**DIRECTION**
Report how many lines of these entries hold the string "nowe"; reply with the number alone.

════

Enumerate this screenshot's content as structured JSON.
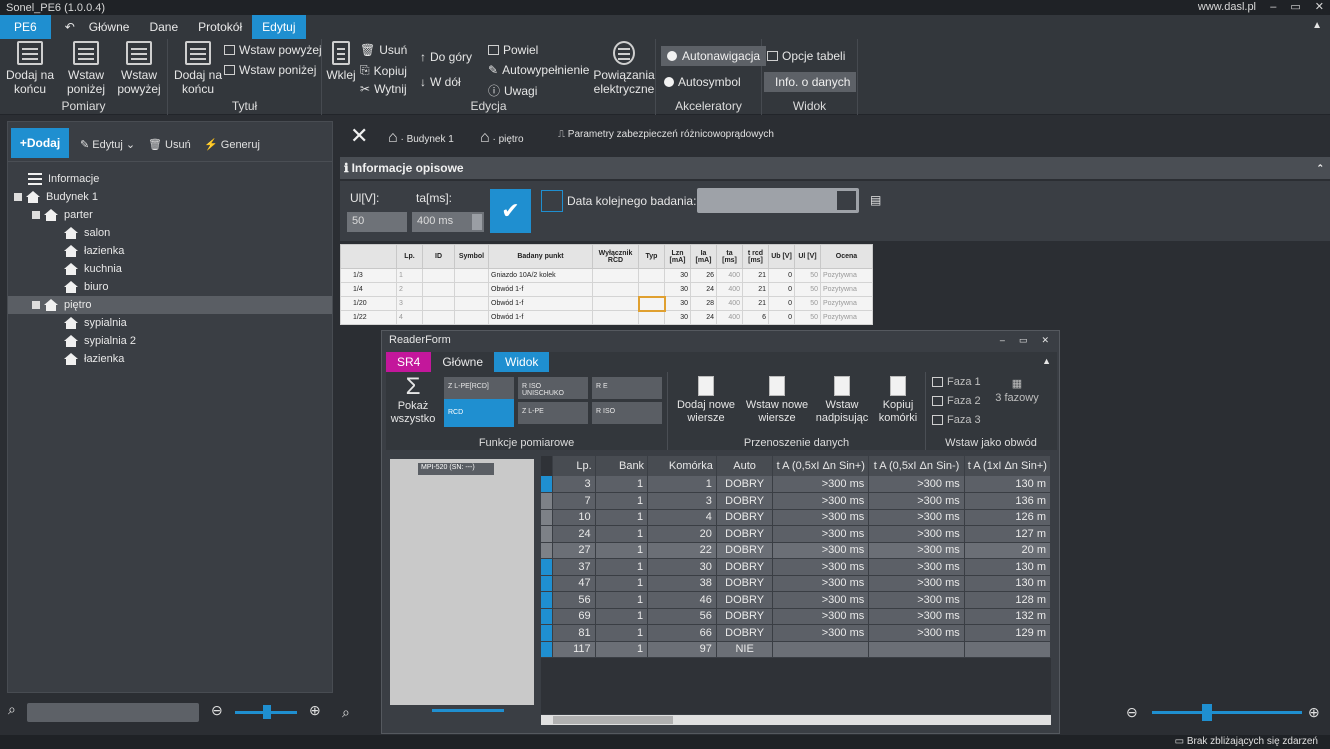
{
  "window": {
    "title": "Sonel_PE6 (1.0.0.4)",
    "site": "www.dasl.pl",
    "controls": [
      "–",
      "▭",
      "✕"
    ]
  },
  "tabs": {
    "app": "PE6",
    "items": [
      "Główne",
      "Dane",
      "Protokół",
      "Edytuj"
    ]
  },
  "ribbon": {
    "pomiary": {
      "label": "Pomiary",
      "add_end": "Dodaj na końcu",
      "insert_below": "Wstaw poniżej",
      "insert_above": "Wstaw powyżej"
    },
    "tytul": {
      "label": "Tytuł",
      "add_end": "Dodaj na końcu",
      "insert_above": "Wstaw powyżej",
      "insert_below": "Wstaw poniżej"
    },
    "edycja": {
      "label": "Edycja",
      "paste": "Wklej",
      "delete": "Usuń",
      "copy": "Kopiuj",
      "cut": "Wytnij",
      "up": "Do góry",
      "down": "W dół",
      "repeat": "Powiel",
      "autofill": "Autowypełnienie",
      "notes": "Uwagi",
      "links": "Powiązania elektryczne"
    },
    "akceleratory": {
      "label": "Akceleratory",
      "autonav": "Autonawigacja",
      "autosymbol": "Autosymbol"
    },
    "widok": {
      "label": "Widok",
      "table_options": "Opcje tabeli",
      "data_info": "Info. o danych"
    }
  },
  "left": {
    "toolbar": {
      "add": "Dodaj",
      "edit": "Edytuj",
      "delete": "Usuń",
      "generate": "Generuj"
    },
    "tree": [
      {
        "label": "Informacje"
      },
      {
        "label": "Budynek 1"
      },
      {
        "label": "parter"
      },
      {
        "label": "salon"
      },
      {
        "label": "łazienka"
      },
      {
        "label": "kuchnia"
      },
      {
        "label": "biuro"
      },
      {
        "label": "piętro"
      },
      {
        "label": "sypialnia"
      },
      {
        "label": "sypialnia 2"
      },
      {
        "label": "łazienka"
      }
    ]
  },
  "main": {
    "crumbs": [
      "Budynek 1",
      "piętro",
      "Parametry zabezpieczeń różnicowoprądowych"
    ],
    "info_title": "Informacje opisowe",
    "ul_label": "Ul[V]:",
    "ul_value": "50",
    "ta_label": "ta[ms]:",
    "ta_value": "400 ms",
    "next_date_label": "Data kolejnego badania:",
    "grid": {
      "headers": [
        "",
        "Lp.",
        "ID",
        "Symbol",
        "Badany punkt",
        "Wyłącznik RCD",
        "Typ",
        "Lzn [mA]",
        "Ia [mA]",
        "ta [ms]",
        "t rcd [ms]",
        "Ub [V]",
        "Ul [V]",
        "Ocena"
      ],
      "rows": [
        [
          "1/3",
          "1",
          "",
          "",
          "Gniazdo 10A/2 kolek",
          "",
          "",
          "30",
          "26",
          "400",
          "21",
          "0",
          "50",
          "Pozytywna"
        ],
        [
          "1/4",
          "2",
          "",
          "",
          "Obwód 1-f",
          "",
          "",
          "30",
          "24",
          "400",
          "21",
          "0",
          "50",
          "Pozytywna"
        ],
        [
          "1/20",
          "3",
          "",
          "",
          "Obwód 1-f",
          "",
          "",
          "30",
          "28",
          "400",
          "21",
          "0",
          "50",
          "Pozytywna"
        ],
        [
          "1/22",
          "4",
          "",
          "",
          "Obwód 1-f",
          "",
          "",
          "30",
          "24",
          "400",
          "6",
          "0",
          "50",
          "Pozytywna"
        ]
      ]
    }
  },
  "reader": {
    "title": "ReaderForm",
    "tabs": [
      "SR4",
      "Główne",
      "Widok"
    ],
    "show_all": "Pokaż wszystko",
    "functions_label": "Funkcje pomiarowe",
    "functions": [
      "Z L-PE[RCD]",
      "R ISO UNISCHUKO",
      "R E",
      "RCD",
      "Z L-PE",
      "R ISO"
    ],
    "transfer_label": "Przenoszenie danych",
    "add_rows": "Dodaj nowe wiersze",
    "insert_rows": "Wstaw nowe wiersze",
    "insert_overwrite": "Wstaw nadpisując",
    "copy_cells": "Kopiuj komórki",
    "circuit_label": "Wstaw jako obwód",
    "phases": [
      "Faza 1",
      "Faza 2",
      "Faza 3"
    ],
    "three_phase": "3 fazowy",
    "device": "MPI-520 (SN: ---)",
    "table": {
      "headers": [
        "Lp.",
        "Bank",
        "Komórka",
        "Auto",
        "t A (0,5xI Δn Sin+)",
        "t A (0,5xI Δn Sin-)",
        "t A (1xI Δn Sin+)"
      ],
      "rows": [
        [
          "3",
          "1",
          "1",
          "DOBRY",
          ">300 ms",
          ">300 ms",
          "130 m"
        ],
        [
          "7",
          "1",
          "3",
          "DOBRY",
          ">300 ms",
          ">300 ms",
          "136 m"
        ],
        [
          "10",
          "1",
          "4",
          "DOBRY",
          ">300 ms",
          ">300 ms",
          "126 m"
        ],
        [
          "24",
          "1",
          "20",
          "DOBRY",
          ">300 ms",
          ">300 ms",
          "127 m"
        ],
        [
          "27",
          "1",
          "22",
          "DOBRY",
          ">300 ms",
          ">300 ms",
          "20 m"
        ],
        [
          "37",
          "1",
          "30",
          "DOBRY",
          ">300 ms",
          ">300 ms",
          "130 m"
        ],
        [
          "47",
          "1",
          "38",
          "DOBRY",
          ">300 ms",
          ">300 ms",
          "130 m"
        ],
        [
          "56",
          "1",
          "46",
          "DOBRY",
          ">300 ms",
          ">300 ms",
          "128 m"
        ],
        [
          "69",
          "1",
          "56",
          "DOBRY",
          ">300 ms",
          ">300 ms",
          "132 m"
        ],
        [
          "81",
          "1",
          "66",
          "DOBRY",
          ">300 ms",
          ">300 ms",
          "129 m"
        ],
        [
          "117",
          "1",
          "97",
          "NIE",
          "",
          "",
          ""
        ]
      ]
    }
  },
  "status": {
    "message": "Brak zbliżających się zdarzeń"
  },
  "colors": {
    "accent": "#1f8fd0",
    "sr4": "#c3179b",
    "bg": "#2b2e33"
  }
}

════

**ANSWER FOR THIS EXERCISE**
2